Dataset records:
[Start of Attachment]

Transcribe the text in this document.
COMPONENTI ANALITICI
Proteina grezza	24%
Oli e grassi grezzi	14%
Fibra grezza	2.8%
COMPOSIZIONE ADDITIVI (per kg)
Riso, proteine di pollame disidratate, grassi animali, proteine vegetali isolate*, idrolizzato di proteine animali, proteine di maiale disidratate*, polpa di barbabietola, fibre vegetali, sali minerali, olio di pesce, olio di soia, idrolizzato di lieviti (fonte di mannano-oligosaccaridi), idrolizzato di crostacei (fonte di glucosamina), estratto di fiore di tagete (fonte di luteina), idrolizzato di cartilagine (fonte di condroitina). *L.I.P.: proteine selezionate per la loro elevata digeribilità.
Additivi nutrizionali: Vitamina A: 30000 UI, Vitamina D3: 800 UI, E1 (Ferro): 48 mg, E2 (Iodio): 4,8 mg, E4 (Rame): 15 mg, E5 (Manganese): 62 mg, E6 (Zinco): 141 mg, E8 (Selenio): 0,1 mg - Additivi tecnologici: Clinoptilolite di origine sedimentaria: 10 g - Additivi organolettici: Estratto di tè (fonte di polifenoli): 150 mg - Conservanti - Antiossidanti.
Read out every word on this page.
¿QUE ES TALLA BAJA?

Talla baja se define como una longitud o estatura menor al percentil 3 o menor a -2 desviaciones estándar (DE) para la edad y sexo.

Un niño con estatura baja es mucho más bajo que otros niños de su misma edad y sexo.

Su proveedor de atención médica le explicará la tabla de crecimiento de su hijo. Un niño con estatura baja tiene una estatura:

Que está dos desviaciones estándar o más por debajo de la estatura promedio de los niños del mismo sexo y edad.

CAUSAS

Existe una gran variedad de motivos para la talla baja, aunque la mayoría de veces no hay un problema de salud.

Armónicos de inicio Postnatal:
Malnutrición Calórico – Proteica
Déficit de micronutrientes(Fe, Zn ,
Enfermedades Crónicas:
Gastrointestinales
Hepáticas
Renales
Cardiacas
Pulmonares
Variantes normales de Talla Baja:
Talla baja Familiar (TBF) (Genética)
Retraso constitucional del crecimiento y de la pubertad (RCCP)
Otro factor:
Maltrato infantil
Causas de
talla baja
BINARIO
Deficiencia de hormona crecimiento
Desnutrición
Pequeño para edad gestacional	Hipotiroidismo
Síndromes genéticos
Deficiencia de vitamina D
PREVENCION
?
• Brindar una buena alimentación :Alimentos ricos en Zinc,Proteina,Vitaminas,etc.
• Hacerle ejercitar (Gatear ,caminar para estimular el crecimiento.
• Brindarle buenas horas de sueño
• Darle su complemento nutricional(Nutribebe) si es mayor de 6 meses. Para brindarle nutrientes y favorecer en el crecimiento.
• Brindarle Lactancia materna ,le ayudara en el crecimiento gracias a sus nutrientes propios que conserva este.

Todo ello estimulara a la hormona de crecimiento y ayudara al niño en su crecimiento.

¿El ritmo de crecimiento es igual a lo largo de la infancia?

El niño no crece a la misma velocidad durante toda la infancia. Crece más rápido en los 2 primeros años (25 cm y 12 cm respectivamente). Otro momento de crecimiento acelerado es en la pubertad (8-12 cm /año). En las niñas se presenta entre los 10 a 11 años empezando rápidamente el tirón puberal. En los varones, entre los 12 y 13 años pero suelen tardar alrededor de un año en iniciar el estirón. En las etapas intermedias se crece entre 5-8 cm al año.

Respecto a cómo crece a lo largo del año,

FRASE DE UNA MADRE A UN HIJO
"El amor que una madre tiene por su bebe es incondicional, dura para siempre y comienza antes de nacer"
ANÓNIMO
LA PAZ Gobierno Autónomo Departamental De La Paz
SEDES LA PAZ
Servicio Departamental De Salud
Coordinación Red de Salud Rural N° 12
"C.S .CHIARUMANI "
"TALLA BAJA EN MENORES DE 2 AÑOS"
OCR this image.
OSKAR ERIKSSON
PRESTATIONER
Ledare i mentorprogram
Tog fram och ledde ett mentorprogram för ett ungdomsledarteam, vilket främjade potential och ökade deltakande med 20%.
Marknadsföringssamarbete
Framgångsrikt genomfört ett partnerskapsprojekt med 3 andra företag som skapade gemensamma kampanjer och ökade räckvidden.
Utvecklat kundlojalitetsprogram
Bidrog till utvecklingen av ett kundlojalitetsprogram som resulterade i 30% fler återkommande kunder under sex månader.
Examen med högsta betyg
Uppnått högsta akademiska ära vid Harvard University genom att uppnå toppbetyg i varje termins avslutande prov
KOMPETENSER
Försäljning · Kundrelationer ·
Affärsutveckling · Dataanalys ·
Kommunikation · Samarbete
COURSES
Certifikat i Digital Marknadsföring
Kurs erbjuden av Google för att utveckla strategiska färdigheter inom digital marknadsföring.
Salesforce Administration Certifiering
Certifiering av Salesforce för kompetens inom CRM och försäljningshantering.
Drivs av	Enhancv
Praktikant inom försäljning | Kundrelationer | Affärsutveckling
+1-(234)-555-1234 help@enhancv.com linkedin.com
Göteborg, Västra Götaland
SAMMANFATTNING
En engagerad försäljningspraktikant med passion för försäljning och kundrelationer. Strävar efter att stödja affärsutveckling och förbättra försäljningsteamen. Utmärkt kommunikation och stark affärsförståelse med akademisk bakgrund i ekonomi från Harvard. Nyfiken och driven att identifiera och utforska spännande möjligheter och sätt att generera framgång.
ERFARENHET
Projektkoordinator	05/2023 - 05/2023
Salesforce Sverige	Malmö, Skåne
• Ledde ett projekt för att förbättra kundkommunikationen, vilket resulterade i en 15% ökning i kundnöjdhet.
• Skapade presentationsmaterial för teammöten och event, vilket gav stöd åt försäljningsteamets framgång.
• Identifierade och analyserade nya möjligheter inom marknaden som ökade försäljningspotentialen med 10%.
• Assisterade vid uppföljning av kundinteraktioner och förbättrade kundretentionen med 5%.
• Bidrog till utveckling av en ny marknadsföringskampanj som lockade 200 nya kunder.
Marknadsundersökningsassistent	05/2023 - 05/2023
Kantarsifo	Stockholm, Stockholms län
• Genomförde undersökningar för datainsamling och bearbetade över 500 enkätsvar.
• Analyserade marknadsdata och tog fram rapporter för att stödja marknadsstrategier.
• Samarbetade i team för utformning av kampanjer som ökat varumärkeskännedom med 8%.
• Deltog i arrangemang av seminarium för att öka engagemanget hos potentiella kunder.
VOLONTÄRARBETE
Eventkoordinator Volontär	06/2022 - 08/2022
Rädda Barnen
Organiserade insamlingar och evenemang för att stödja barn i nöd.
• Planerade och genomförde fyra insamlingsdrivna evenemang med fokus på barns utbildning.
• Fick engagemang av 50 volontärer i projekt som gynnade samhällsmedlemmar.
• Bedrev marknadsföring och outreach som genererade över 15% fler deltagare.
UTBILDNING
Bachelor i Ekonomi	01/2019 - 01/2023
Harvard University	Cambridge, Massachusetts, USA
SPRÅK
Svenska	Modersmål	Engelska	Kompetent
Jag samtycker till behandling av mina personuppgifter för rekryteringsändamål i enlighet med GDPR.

[End of Attachment]

Task directions: Set down each entry exactly as it appears above.

Solution:
Transcribe the text in this document.
COMPONENTI ANALITICI
Proteina grezza	24%
Oli e grassi grezzi	14%
Fibra grezza	2.8%
COMPOSIZIONE ADDITIVI (per kg)
Riso, proteine di pollame disidratate, grassi animali, proteine vegetali isolate*, idrolizzato di proteine animali, proteine di maiale disidratate*, polpa di barbabietola, fibre vegetali, sali minerali, olio di pesce, olio di soia, idrolizzato di lieviti (fonte di mannano-oligosaccaridi), idrolizzato di crostacei (fonte di glucosamina), estratto di fiore di tagete (fonte di luteina), idrolizzato di cartilagine (fonte di condroitina). *L.I.P.: proteine selezionate per la loro elevata digeribilità.
Additivi nutrizionali: Vitamina A: 30000 UI, Vitamina D3: 800 UI, E1 (Ferro): 48 mg, E2 (Iodio): 4,8 mg, E4 (Rame): 15 mg, E5 (Manganese): 62 mg, E6 (Zinco): 141 mg, E8 (Selenio): 0,1 mg - Additivi tecnologici: Clinoptilolite di origine sedimentaria: 10 g - Additivi organolettici: Estratto di tè (fonte di polifenoli): 150 mg - Conservanti - Antiossidanti.
Read out every word on this page.
¿QUE ES TALLA BAJA?

Talla baja se define como una longitud o estatura menor al percentil 3 o menor a -2 desviaciones estándar (DE) para la edad y sexo.

Un niño con estatura baja es mucho más bajo que otros niños de su misma edad y sexo.

Su proveedor de atención médica le explicará la tabla de crecimiento de su hijo. Un niño con estatura baja tiene una estatura:

Que está dos desviaciones estándar o más por debajo de la estatura promedio de los niños del mismo sexo y edad.

CAUSAS

Existe una gran variedad de motivos para la talla baja, aunque la mayoría de veces no hay un problema de salud.

Armónicos de inicio Postnatal:
Malnutrición Calórico – Proteica
Déficit de micronutrientes(Fe, Zn ,
Enfermedades Crónicas:
Gastrointestinales
Hepáticas
Renales
Cardiacas
Pulmonares
Variantes normales de Talla Baja:
Talla baja Familiar (TBF) (Genética)
Retraso constitucional del crecimiento y de la pubertad (RCCP)
Otro factor:
Maltrato infantil
Causas de
talla baja
BINARIO
Deficiencia de hormona crecimiento
Desnutrición
Pequeño para edad gestacional	Hipotiroidismo
Síndromes genéticos
Deficiencia de vitamina D
PREVENCION
?
• Brindar una buena alimentación :Alimentos ricos en Zinc,Proteina,Vitaminas,etc.
• Hacerle ejercitar (Gatear ,caminar para estimular el crecimiento.
• Brindarle buenas horas de sueño
• Darle su complemento nutricional(Nutribebe) si es mayor de 6 meses. Para brindarle nutrientes y favorecer en el crecimiento.
• Brindarle Lactancia materna ,le ayudara en el crecimiento gracias a sus nutrientes propios que conserva este.

Todo ello estimulara a la hormona de crecimiento y ayudara al niño en su crecimiento.

¿El ritmo de crecimiento es igual a lo largo de la infancia?

El niño no crece a la misma velocidad durante toda la infancia. Crece más rápido en los 2 primeros años (25 cm y 12 cm respectivamente). Otro momento de crecimiento acelerado es en la pubertad (8-12 cm /año). En las niñas se presenta entre los 10 a 11 años empezando rápidamente el tirón puberal. En los varones, entre los 12 y 13 años pero suelen tardar alrededor de un año en iniciar el estirón. En las etapas intermedias se crece entre 5-8 cm al año.

Respecto a cómo crece a lo largo del año,

FRASE DE UNA MADRE A UN HIJO
"El amor que una madre tiene por su bebe es incondicional, dura para siempre y comienza antes de nacer"
ANÓNIMO
LA PAZ Gobierno Autónomo Departamental De La Paz
SEDES LA PAZ
Servicio Departamental De Salud
Coordinación Red de Salud Rural N° 12
"C.S .CHIARUMANI "
"TALLA BAJA EN MENORES DE 2 AÑOS"
OCR this image.
OSKAR ERIKSSON
PRESTATIONER
Ledare i mentorprogram
Tog fram och ledde ett mentorprogram för ett ungdomsledarteam, vilket främjade potential och ökade deltakande med 20%.
Marknadsföringssamarbete
Framgångsrikt genomfört ett partnerskapsprojekt med 3 andra företag som skapade gemensamma kampanjer och ökade räckvidden.
Utvecklat kundlojalitetsprogram
Bidrog till utvecklingen av ett kundlojalitetsprogram som resulterade i 30% fler återkommande kunder under sex månader.
Examen med högsta betyg
Uppnått högsta akademiska ära vid Harvard University genom att uppnå toppbetyg i varje termins avslutande prov
KOMPETENSER
Försäljning · Kundrelationer ·
Affärsutveckling · Dataanalys ·
Kommunikation · Samarbete
COURSES
Certifikat i Digital Marknadsföring
Kurs erbjuden av Google för att utveckla strategiska färdigheter inom digital marknadsföring.
Salesforce Administration Certifiering
Certifiering av Salesforce för kompetens inom CRM och försäljningshantering.
Drivs av	Enhancv
Praktikant inom försäljning | Kundrelationer | Affärsutveckling
+1-(234)-555-1234 help@enhancv.com linkedin.com
Göteborg, Västra Götaland
SAMMANFATTNING
En engagerad försäljningspraktikant med passion för försäljning och kundrelationer. Strävar efter att stödja affärsutveckling och förbättra försäljningsteamen. Utmärkt kommunikation och stark affärsförståelse med akademisk bakgrund i ekonomi från Harvard. Nyfiken och driven att identifiera och utforska spännande möjligheter och sätt att generera framgång.
ERFARENHET
Projektkoordinator	05/2023 - 05/2023
Salesforce Sverige	Malmö, Skåne
• Ledde ett projekt för att förbättra kundkommunikationen, vilket resulterade i en 15% ökning i kundnöjdhet.
• Skapade presentationsmaterial för teammöten och event, vilket gav stöd åt försäljningsteamets framgång.
• Identifierade och analyserade nya möjligheter inom marknaden som ökade försäljningspotentialen med 10%.
• Assisterade vid uppföljning av kundinteraktioner och förbättrade kundretentionen med 5%.
• Bidrog till utveckling av en ny marknadsföringskampanj som lockade 200 nya kunder.
Marknadsundersökningsassistent	05/2023 - 05/2023
Kantarsifo	Stockholm, Stockholms län
• Genomförde undersökningar för datainsamling och bearbetade över 500 enkätsvar.
• Analyserade marknadsdata och tog fram rapporter för att stödja marknadsstrategier.
• Samarbetade i team för utformning av kampanjer som ökat varumärkeskännedom med 8%.
• Deltog i arrangemang av seminarium för att öka engagemanget hos potentiella kunder.
VOLONTÄRARBETE
Eventkoordinator Volontär	06/2022 - 08/2022
Rädda Barnen
Organiserade insamlingar och evenemang för att stödja barn i nöd.
• Planerade och genomförde fyra insamlingsdrivna evenemang med fokus på barns utbildning.
• Fick engagemang av 50 volontärer i projekt som gynnade samhällsmedlemmar.
• Bedrev marknadsföring och outreach som genererade över 15% fler deltagare.
UTBILDNING
Bachelor i Ekonomi	01/2019 - 01/2023
Harvard University	Cambridge, Massachusetts, USA
SPRÅK
Svenska	Modersmål	Engelska	Kompetent
Jag samtycker till behandling av mina personuppgifter för rekryteringsändamål i enlighet med GDPR.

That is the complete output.